● Objective
Wherever the string "perspectiva" appears in the listing, copy that line.
-------- Records to use
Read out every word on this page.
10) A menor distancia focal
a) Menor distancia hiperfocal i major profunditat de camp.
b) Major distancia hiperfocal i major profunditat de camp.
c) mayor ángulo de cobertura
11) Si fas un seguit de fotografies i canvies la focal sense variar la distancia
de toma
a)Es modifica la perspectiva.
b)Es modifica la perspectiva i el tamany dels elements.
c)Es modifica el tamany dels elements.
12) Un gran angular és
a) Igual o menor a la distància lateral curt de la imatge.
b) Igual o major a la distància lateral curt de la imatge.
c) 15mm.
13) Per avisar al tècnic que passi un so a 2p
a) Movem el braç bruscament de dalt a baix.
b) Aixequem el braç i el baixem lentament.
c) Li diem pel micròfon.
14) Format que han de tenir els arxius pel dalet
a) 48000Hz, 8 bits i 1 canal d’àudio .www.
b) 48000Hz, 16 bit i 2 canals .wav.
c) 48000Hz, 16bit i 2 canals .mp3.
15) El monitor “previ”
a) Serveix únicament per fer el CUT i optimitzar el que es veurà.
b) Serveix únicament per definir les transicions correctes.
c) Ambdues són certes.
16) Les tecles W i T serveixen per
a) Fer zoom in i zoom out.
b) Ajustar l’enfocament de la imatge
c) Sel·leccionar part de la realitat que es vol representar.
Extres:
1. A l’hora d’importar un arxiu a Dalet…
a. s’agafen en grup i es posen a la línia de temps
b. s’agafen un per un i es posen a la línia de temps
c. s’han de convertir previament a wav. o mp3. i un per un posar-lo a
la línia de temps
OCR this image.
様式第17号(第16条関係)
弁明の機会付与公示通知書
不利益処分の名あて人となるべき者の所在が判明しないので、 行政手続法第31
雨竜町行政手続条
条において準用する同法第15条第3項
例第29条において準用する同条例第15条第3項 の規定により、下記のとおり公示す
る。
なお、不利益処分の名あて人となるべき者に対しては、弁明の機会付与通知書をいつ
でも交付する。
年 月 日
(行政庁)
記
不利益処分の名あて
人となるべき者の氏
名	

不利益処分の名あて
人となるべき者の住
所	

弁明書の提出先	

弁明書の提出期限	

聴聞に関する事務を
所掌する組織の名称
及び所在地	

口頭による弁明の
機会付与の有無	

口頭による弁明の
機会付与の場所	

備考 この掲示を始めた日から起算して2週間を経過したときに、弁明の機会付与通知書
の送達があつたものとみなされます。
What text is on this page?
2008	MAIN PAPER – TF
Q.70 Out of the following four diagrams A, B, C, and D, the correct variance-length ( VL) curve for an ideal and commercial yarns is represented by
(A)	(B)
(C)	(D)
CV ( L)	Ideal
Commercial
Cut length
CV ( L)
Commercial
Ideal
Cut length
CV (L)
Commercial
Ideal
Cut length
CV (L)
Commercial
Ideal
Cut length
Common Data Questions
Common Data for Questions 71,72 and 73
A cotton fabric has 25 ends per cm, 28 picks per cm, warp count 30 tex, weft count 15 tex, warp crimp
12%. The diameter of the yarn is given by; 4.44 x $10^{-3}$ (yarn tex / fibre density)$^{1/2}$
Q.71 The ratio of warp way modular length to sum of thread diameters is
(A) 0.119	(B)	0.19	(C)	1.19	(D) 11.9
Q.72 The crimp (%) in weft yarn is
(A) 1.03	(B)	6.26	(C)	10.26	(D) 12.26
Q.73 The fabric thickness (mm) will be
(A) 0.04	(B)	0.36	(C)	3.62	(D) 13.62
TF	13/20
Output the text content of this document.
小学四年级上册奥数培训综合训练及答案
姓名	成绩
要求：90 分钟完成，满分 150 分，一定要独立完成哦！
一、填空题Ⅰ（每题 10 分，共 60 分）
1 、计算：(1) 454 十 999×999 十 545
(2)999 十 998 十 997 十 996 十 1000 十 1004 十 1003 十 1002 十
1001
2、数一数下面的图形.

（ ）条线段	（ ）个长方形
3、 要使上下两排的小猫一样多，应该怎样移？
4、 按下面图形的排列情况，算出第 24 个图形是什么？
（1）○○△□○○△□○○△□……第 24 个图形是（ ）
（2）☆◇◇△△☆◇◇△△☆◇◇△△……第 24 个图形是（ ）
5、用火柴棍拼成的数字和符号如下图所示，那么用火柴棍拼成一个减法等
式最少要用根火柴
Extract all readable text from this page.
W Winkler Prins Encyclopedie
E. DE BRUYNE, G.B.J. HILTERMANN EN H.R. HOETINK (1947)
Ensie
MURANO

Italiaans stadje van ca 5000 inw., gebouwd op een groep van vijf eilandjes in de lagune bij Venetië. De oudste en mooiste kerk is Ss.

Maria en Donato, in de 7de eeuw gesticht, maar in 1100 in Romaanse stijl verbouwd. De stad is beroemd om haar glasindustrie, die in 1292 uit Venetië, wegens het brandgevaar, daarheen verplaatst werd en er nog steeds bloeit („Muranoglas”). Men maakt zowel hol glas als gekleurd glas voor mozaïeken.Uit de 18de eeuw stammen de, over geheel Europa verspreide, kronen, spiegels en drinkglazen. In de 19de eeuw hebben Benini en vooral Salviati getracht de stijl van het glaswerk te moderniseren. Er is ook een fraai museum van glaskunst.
----------------
● Solution
a)Es modifica la perspectiva.
b)Es modifica la perspectiva i el tamany dels elements.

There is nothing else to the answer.